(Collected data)
——————

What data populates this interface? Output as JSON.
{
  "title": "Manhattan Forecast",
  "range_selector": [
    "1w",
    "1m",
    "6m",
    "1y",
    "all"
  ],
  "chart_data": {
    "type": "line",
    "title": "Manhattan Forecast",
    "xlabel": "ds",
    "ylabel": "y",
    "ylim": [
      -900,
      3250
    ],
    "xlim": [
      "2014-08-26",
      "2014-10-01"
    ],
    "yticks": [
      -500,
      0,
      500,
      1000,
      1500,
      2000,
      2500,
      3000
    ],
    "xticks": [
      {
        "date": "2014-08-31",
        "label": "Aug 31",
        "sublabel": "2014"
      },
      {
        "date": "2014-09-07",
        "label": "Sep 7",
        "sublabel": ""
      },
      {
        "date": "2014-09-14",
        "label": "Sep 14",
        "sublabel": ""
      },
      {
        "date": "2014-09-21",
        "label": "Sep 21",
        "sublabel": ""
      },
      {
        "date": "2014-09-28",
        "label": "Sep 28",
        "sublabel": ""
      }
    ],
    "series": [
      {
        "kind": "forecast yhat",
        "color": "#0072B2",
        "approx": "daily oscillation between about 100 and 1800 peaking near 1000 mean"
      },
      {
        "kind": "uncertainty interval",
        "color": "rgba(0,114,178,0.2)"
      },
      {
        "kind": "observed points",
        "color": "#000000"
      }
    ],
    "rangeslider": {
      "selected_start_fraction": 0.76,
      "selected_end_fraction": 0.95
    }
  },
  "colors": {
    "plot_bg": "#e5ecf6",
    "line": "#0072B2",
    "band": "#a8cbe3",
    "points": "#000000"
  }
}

——————

> Request: Go back to the listing above and please repeat it exactly.

> Reply:
What data populates this interface? Output as JSON.
{
  "title": "Manhattan Forecast",
  "range_selector": [
    "1w",
    "1m",
    "6m",
    "1y",
    "all"
  ],
  "chart_data": {
    "type": "line",
    "title": "Manhattan Forecast",
    "xlabel": "ds",
    "ylabel": "y",
    "ylim": [
      -900,
      3250
    ],
    "xlim": [
      "2014-08-26",
      "2014-10-01"
    ],
    "yticks": [
      -500,
      0,
      500,
      1000,
      1500,
      2000,
      2500,
      3000
    ],
    "xticks": [
      {
        "date": "2014-08-31",
        "label": "Aug 31",
        "sublabel": "2014"
      },
      {
        "date": "2014-09-07",
        "label": "Sep 7",
        "sublabel": ""
      },
      {
        "date": "2014-09-14",
        "label": "Sep 14",
        "sublabel": ""
      },
      {
        "date": "2014-09-21",
        "label": "Sep 21",
        "sublabel": ""
      },
      {
        "date": "2014-09-28",
        "label": "Sep 28",
        "sublabel": ""
      }
    ],
    "series": [
      {
        "kind": "forecast yhat",
        "color": "#0072B2",
        "approx": "daily oscillation between about 100 and 1800 peaking near 1000 mean"
      },
      {
        "kind": "uncertainty interval",
        "color": "rgba(0,114,178,0.2)"
      },
      {
        "kind": "observed points",
        "color": "#000000"
      }
    ],
    "rangeslider": {
      "selected_start_fraction": 0.76,
      "selected_end_fraction": 0.95
    }
  },
  "colors": {
    "plot_bg": "#e5ecf6",
    "line": "#0072B2",
    "band": "#a8cbe3",
    "points": "#000000"
  }
}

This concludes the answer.